* Problem *
Please output every line of the material as it stands, without the pictures.

* Extracted information *
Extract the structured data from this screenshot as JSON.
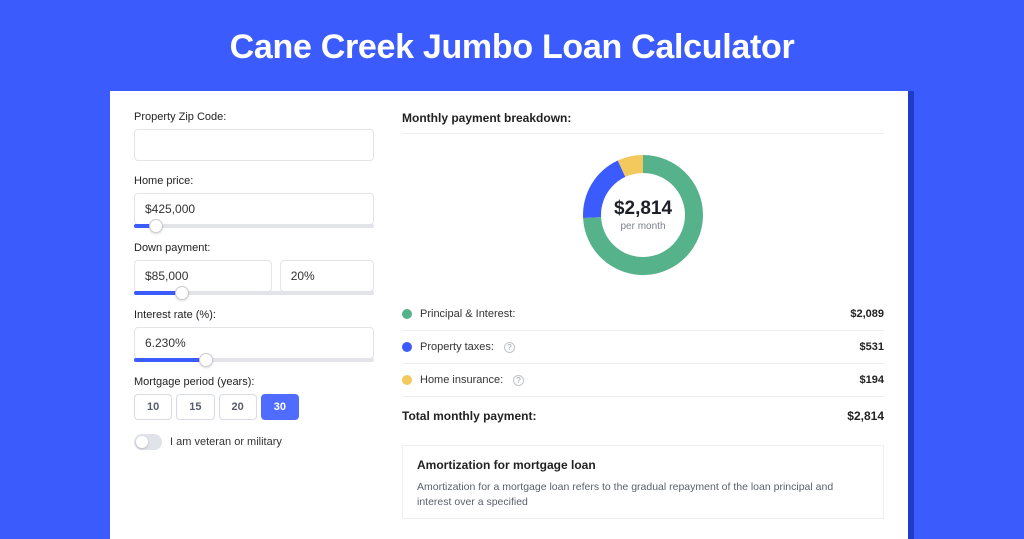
{
  "page": {
    "title": "Cane Creek Jumbo Loan Calculator",
    "background": "#3b5bfd",
    "panel_shadow": "#1e3cc9"
  },
  "form": {
    "zip": {
      "label": "Property Zip Code:",
      "value": ""
    },
    "home_price": {
      "label": "Home price:",
      "value": "$425,000",
      "slider_pct": 9
    },
    "down_payment": {
      "label": "Down payment:",
      "amount": "$85,000",
      "percent": "20%",
      "slider_pct": 20
    },
    "interest_rate": {
      "label": "Interest rate (%):",
      "value": "6.230%",
      "slider_pct": 30
    },
    "mortgage_period": {
      "label": "Mortgage period (years):",
      "options": [
        "10",
        "15",
        "20",
        "30"
      ],
      "selected": "30"
    },
    "veteran": {
      "label": "I am veteran or military",
      "on": false
    }
  },
  "breakdown": {
    "title": "Monthly payment breakdown:",
    "donut": {
      "amount": "$2,814",
      "sub": "per month",
      "segments": [
        {
          "name": "principal_interest",
          "color": "#56b28b",
          "pct": 74.2
        },
        {
          "name": "property_taxes",
          "color": "#3b5bfd",
          "pct": 18.9
        },
        {
          "name": "home_insurance",
          "color": "#f3c95e",
          "pct": 6.9
        }
      ],
      "ring_thickness": 18
    },
    "rows": [
      {
        "label": "Principal & Interest:",
        "color": "#56b28b",
        "value": "$2,089",
        "info": false
      },
      {
        "label": "Property taxes:",
        "color": "#3b5bfd",
        "value": "$531",
        "info": true
      },
      {
        "label": "Home insurance:",
        "color": "#f3c95e",
        "value": "$194",
        "info": true
      }
    ],
    "total": {
      "label": "Total monthly payment:",
      "value": "$2,814"
    }
  },
  "amortization": {
    "title": "Amortization for mortgage loan",
    "text": "Amortization for a mortgage loan refers to the gradual repayment of the loan principal and interest over a specified"
  }
}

* Written answer *
Extract the structured data from this screenshot as JSON.
{
  "page": {
    "title": "Cane Creek Jumbo Loan Calculator",
    "background": "#3b5bfd",
    "panel_shadow": "#1e3cc9"
  },
  "form": {
    "zip": {
      "label": "Property Zip Code:",
      "value": ""
    },
    "home_price": {
      "label": "Home price:",
      "value": "$425,000",
      "slider_pct": 9
    },
    "down_payment": {
      "label": "Down payment:",
      "amount": "$85,000",
      "percent": "20%",
      "slider_pct": 20
    },
    "interest_rate": {
      "label": "Interest rate (%):",
      "value": "6.230%",
      "slider_pct": 30
    },
    "mortgage_period": {
      "label": "Mortgage period (years):",
      "options": [
        "10",
        "15",
        "20",
        "30"
      ],
      "selected": "30"
    },
    "veteran": {
      "label": "I am veteran or military",
      "on": false
    }
  },
  "breakdown": {
    "title": "Monthly payment breakdown:",
    "donut": {
      "amount": "$2,814",
      "sub": "per month",
      "segments": [
        {
          "name": "principal_interest",
          "color": "#56b28b",
          "pct": 74.2
        },
        {
          "name": "property_taxes",
          "color": "#3b5bfd",
          "pct": 18.9
        },
        {
          "name": "home_insurance",
          "color": "#f3c95e",
          "pct": 6.9
        }
      ],
      "ring_thickness": 18
    },
    "rows": [
      {
        "label": "Principal & Interest:",
        "color": "#56b28b",
        "value": "$2,089",
        "info": false
      },
      {
        "label": "Property taxes:",
        "color": "#3b5bfd",
        "value": "$531",
        "info": true
      },
      {
        "label": "Home insurance:",
        "color": "#f3c95e",
        "value": "$194",
        "info": true
      }
    ],
    "total": {
      "label": "Total monthly payment:",
      "value": "$2,814"
    }
  },
  "amortization": {
    "title": "Amortization for mortgage loan",
    "text": "Amortization for a mortgage loan refers to the gradual repayment of the loan principal and interest over a specified"
  }
}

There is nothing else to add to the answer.